_INSTRUCTIONS TO FOLLOW_. Go through the entries below and print each one exactly, leaving out pictures.
--------
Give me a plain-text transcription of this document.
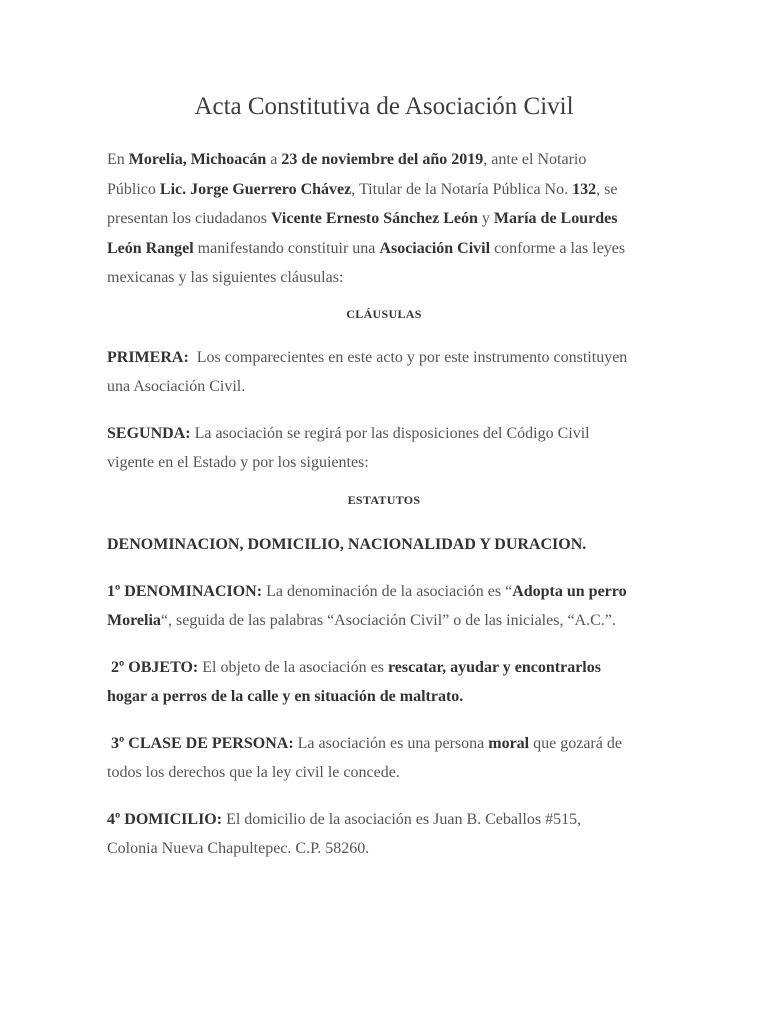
Acta Constitutiva de Asociación Civil

En Morelia, Michoacán a 23 de noviembre del año 2019, ante el Notario

Público Lic. Jorge Guerrero Chávez, Titular de la Notaría Pública No. 132, se

presentan los ciudadanos Vicente Ernesto Sánchez León y María de Lourdes

León Rangel manifestando constituir una Asociación Civil conforme a las leyes

mexicanas y las siguientes cláusulas:

CLÁUSULAS

PRIMERA:  Los comparecientes en este acto y por este instrumento constituyen

una Asociación Civil.

SEGUNDA: La asociación se regirá por las disposiciones del Código Civil

vigente en el Estado y por los siguientes:

ESTATUTOS

DENOMINACION, DOMICILIO, NACIONALIDAD Y DURACION.

1º DENOMINACION: La denominación de la asociación es “Adopta un perro

Morelia“, seguida de las palabras “Asociación Civil” o de las iniciales, “A.C.”.

2º OBJETO: El objeto de la asociación es rescatar, ayudar y encontrarlos

hogar a perros de la calle y en situación de maltrato.

3º CLASE DE PERSONA: La asociación es una persona moral que gozará de

todos los derechos que la ley civil le concede.

4º DOMICILIO: El domicilio de la asociación es Juan B. Ceballos #515,

Colonia Nueva Chapultepec. C.P. 58260.
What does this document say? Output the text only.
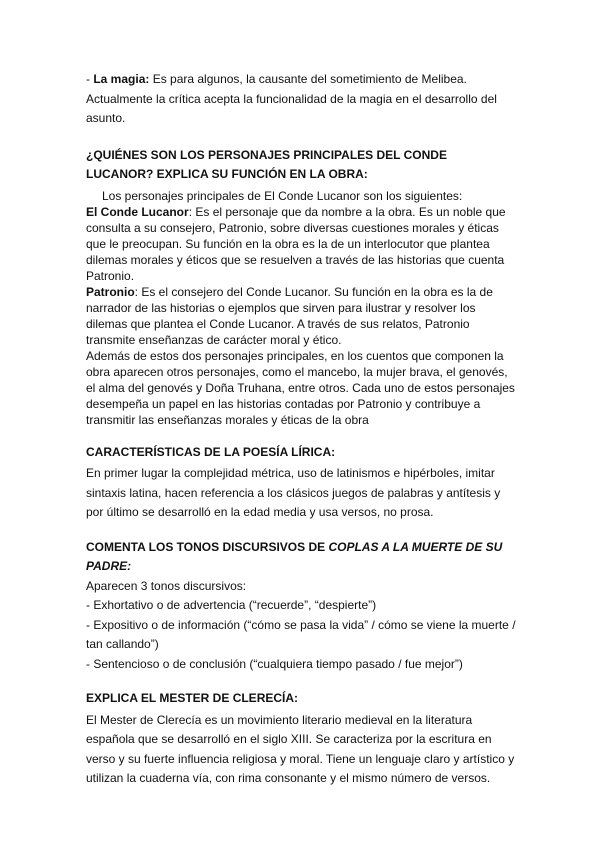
- La magia: Es para algunos, la causante del sometimiento de Melibea. Actualmente la crítica acepta la funcionalidad de la magia en el desarrollo del asunto.

¿QUIÉNES SON LOS PERSONAJES PRINCIPALES DEL CONDE LUCANOR? EXPLICA SU FUNCIÓN EN LA OBRA:

Los personajes principales de El Conde Lucanor son los siguientes:

El Conde Lucanor: Es el personaje que da nombre a la obra. Es un noble que consulta a su consejero, Patronio, sobre diversas cuestiones morales y éticas que le preocupan. Su función en la obra es la de un interlocutor que plantea dilemas morales y éticos que se resuelven a través de las historias que cuenta Patronio.

Patronio: Es el consejero del Conde Lucanor. Su función en la obra es la de narrador de las historias o ejemplos que sirven para ilustrar y resolver los dilemas que plantea el Conde Lucanor. A través de sus relatos, Patronio transmite enseñanzas de carácter moral y ético.

Además de estos dos personajes principales, en los cuentos que componen la obra aparecen otros personajes, como el mancebo, la mujer brava, el genovés, el alma del genovés y Doña Truhana, entre otros. Cada uno de estos personajes desempeña un papel en las historias contadas por Patronio y contribuye a transmitir las enseñanzas morales y éticas de la obra

CARACTERÍSTICAS DE LA POESÍA LÍRICA:

En primer lugar la complejidad métrica, uso de latinismos e hipérboles, imitar sintaxis latina, hacen referencia a los clásicos juegos de palabras y antítesis y por último se desarrolló en la edad media y usa versos, no prosa.

COMENTA LOS TONOS DISCURSIVOS DE COPLAS A LA MUERTE DE SU PADRE:

Aparecen 3 tonos discursivos:

- Exhortativo o de advertencia (“recuerde”, “despierte”)

- Expositivo o de información (“cómo se pasa la vida” / cómo se viene la muerte / tan callando”)

- Sentencioso o de conclusión (“cualquiera tiempo pasado / fue mejor”)

EXPLICA EL MESTER DE CLERECÍA:

El Mester de Clerecía es un movimiento literario medieval en la literatura española que se desarrolló en el siglo XIII. Se caracteriza por la escritura en verso y su fuerte influencia religiosa y moral. Tiene un lenguaje claro y artístico y utilizan la cuaderna vía, con rima consonante y el mismo número de versos.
--------
_RESPONSE TO THIS TASK_.
Give me a plain-text transcription of this document.
Acta Constitutiva de Asociación Civil

En Morelia, Michoacán a 23 de noviembre del año 2019, ante el Notario

Público Lic. Jorge Guerrero Chávez, Titular de la Notaría Pública No. 132, se

presentan los ciudadanos Vicente Ernesto Sánchez León y María de Lourdes

León Rangel manifestando constituir una Asociación Civil conforme a las leyes

mexicanas y las siguientes cláusulas:

CLÁUSULAS

PRIMERA:  Los comparecientes en este acto y por este instrumento constituyen

una Asociación Civil.

SEGUNDA: La asociación se regirá por las disposiciones del Código Civil

vigente en el Estado y por los siguientes:

ESTATUTOS

DENOMINACION, DOMICILIO, NACIONALIDAD Y DURACION.

1º DENOMINACION: La denominación de la asociación es “Adopta un perro

Morelia“, seguida de las palabras “Asociación Civil” o de las iniciales, “A.C.”.

2º OBJETO: El objeto de la asociación es rescatar, ayudar y encontrarlos

hogar a perros de la calle y en situación de maltrato.

3º CLASE DE PERSONA: La asociación es una persona moral que gozará de

todos los derechos que la ley civil le concede.

4º DOMICILIO: El domicilio de la asociación es Juan B. Ceballos #515,

Colonia Nueva Chapultepec. C.P. 58260.
What does this document say? Output the text only.
- La magia: Es para algunos, la causante del sometimiento de Melibea. Actualmente la crítica acepta la funcionalidad de la magia en el desarrollo del asunto.

¿QUIÉNES SON LOS PERSONAJES PRINCIPALES DEL CONDE LUCANOR? EXPLICA SU FUNCIÓN EN LA OBRA:

Los personajes principales de El Conde Lucanor son los siguientes:

El Conde Lucanor: Es el personaje que da nombre a la obra. Es un noble que consulta a su consejero, Patronio, sobre diversas cuestiones morales y éticas que le preocupan. Su función en la obra es la de un interlocutor que plantea dilemas morales y éticos que se resuelven a través de las historias que cuenta Patronio.

Patronio: Es el consejero del Conde Lucanor. Su función en la obra es la de narrador de las historias o ejemplos que sirven para ilustrar y resolver los dilemas que plantea el Conde Lucanor. A través de sus relatos, Patronio transmite enseñanzas de carácter moral y ético.

Además de estos dos personajes principales, en los cuentos que componen la obra aparecen otros personajes, como el mancebo, la mujer brava, el genovés, el alma del genovés y Doña Truhana, entre otros. Cada uno de estos personajes desempeña un papel en las historias contadas por Patronio y contribuye a transmitir las enseñanzas morales y éticas de la obra

CARACTERÍSTICAS DE LA POESÍA LÍRICA:

En primer lugar la complejidad métrica, uso de latinismos e hipérboles, imitar sintaxis latina, hacen referencia a los clásicos juegos de palabras y antítesis y por último se desarrolló en la edad media y usa versos, no prosa.

COMENTA LOS TONOS DISCURSIVOS DE COPLAS A LA MUERTE DE SU PADRE:

Aparecen 3 tonos discursivos:

- Exhortativo o de advertencia (“recuerde”, “despierte”)

- Expositivo o de información (“cómo se pasa la vida” / cómo se viene la muerte / tan callando”)

- Sentencioso o de conclusión (“cualquiera tiempo pasado / fue mejor”)

EXPLICA EL MESTER DE CLERECÍA:

El Mester de Clerecía es un movimiento literario medieval en la literatura española que se desarrolló en el siglo XIII. Se caracteriza por la escritura en verso y su fuerte influencia religiosa y moral. Tiene un lenguaje claro y artístico y utilizan la cuaderna vía, con rima consonante y el mismo número de versos.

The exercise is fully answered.